**Recorded data:**
★ ★ ★ ★ ★

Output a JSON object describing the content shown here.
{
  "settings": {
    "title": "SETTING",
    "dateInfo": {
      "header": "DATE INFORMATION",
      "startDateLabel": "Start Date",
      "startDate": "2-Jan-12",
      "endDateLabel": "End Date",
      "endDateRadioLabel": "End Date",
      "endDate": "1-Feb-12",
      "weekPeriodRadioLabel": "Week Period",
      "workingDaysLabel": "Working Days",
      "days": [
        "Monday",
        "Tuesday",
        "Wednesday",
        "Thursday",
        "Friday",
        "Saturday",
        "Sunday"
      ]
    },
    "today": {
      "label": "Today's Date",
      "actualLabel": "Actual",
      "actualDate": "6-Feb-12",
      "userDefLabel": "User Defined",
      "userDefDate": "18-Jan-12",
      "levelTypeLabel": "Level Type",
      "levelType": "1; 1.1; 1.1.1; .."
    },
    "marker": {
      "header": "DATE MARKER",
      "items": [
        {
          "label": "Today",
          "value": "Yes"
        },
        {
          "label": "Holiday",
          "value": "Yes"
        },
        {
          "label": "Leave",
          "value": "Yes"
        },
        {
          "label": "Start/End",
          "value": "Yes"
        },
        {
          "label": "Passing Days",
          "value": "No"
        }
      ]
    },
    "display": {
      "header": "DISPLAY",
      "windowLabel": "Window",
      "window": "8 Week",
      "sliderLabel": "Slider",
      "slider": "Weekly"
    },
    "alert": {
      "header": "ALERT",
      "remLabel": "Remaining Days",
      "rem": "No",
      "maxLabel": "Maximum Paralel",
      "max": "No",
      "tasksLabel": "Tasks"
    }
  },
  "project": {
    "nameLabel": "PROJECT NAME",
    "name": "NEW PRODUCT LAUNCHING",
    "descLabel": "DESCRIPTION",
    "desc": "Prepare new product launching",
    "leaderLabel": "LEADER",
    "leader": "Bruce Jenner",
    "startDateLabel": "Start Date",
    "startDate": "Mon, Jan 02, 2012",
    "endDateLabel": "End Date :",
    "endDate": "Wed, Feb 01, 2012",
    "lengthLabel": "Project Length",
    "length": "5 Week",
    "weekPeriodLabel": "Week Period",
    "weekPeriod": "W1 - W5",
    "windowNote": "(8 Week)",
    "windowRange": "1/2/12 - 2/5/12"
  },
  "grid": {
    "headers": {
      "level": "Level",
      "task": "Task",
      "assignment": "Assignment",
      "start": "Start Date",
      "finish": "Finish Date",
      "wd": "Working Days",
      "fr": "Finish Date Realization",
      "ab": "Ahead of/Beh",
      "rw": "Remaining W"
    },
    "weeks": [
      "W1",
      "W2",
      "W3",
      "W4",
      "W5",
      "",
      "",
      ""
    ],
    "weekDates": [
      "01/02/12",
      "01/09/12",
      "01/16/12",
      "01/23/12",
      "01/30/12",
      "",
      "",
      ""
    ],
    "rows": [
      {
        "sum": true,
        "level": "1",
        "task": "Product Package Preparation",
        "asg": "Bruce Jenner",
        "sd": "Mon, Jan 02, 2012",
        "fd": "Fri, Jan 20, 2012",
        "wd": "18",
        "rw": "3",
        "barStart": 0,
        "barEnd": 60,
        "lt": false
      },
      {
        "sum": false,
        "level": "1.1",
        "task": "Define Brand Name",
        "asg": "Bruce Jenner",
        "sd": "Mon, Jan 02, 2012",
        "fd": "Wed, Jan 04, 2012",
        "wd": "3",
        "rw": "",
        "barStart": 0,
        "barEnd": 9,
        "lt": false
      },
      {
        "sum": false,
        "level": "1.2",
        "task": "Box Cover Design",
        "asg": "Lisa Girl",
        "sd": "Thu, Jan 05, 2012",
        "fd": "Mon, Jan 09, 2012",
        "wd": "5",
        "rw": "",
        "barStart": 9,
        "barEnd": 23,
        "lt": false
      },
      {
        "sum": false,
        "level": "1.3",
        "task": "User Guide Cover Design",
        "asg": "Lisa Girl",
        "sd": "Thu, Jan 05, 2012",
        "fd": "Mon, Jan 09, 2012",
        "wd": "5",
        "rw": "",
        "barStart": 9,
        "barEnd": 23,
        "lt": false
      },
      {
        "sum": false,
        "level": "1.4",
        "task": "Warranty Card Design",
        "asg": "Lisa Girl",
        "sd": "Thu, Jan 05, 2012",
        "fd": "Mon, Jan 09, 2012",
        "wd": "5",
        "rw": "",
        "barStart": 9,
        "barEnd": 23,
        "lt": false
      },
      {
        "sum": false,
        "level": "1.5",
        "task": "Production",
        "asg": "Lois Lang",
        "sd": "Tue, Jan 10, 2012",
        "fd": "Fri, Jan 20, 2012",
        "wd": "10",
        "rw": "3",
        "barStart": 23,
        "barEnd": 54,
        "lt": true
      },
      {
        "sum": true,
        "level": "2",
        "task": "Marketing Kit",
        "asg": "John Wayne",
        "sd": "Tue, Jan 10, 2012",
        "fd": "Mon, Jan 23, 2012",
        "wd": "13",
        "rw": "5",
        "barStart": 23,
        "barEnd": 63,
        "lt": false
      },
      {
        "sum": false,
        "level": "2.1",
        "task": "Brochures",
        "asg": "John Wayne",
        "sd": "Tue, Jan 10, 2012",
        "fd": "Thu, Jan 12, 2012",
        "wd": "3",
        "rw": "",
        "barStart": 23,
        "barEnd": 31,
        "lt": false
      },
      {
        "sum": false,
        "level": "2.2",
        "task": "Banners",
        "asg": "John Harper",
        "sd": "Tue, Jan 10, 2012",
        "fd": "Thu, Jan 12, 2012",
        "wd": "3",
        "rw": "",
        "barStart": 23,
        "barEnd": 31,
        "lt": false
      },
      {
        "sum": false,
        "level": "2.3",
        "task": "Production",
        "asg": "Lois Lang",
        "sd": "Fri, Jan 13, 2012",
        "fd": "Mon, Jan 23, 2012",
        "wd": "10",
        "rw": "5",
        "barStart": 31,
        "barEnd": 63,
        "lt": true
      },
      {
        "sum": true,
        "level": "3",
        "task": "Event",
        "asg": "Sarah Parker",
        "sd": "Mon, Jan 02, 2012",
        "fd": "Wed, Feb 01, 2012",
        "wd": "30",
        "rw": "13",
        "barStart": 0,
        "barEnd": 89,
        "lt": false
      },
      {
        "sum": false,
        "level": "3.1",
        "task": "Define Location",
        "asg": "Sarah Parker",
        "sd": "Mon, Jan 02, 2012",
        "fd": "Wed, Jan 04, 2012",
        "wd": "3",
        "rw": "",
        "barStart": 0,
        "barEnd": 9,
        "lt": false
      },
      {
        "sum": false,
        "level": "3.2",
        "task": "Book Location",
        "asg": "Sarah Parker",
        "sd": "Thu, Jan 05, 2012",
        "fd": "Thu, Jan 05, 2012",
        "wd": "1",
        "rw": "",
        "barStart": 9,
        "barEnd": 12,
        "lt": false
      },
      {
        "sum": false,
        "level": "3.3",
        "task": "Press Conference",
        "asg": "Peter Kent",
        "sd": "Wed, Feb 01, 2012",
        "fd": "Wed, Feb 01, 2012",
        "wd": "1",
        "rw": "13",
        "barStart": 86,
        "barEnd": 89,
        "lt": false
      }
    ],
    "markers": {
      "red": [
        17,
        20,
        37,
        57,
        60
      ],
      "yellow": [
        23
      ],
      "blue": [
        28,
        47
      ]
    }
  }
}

★ ★ ★ ★ ★

**Stated task:** Across the entries, how many lines hold the word "Remaining"? Say only the number.

**Task output:** 2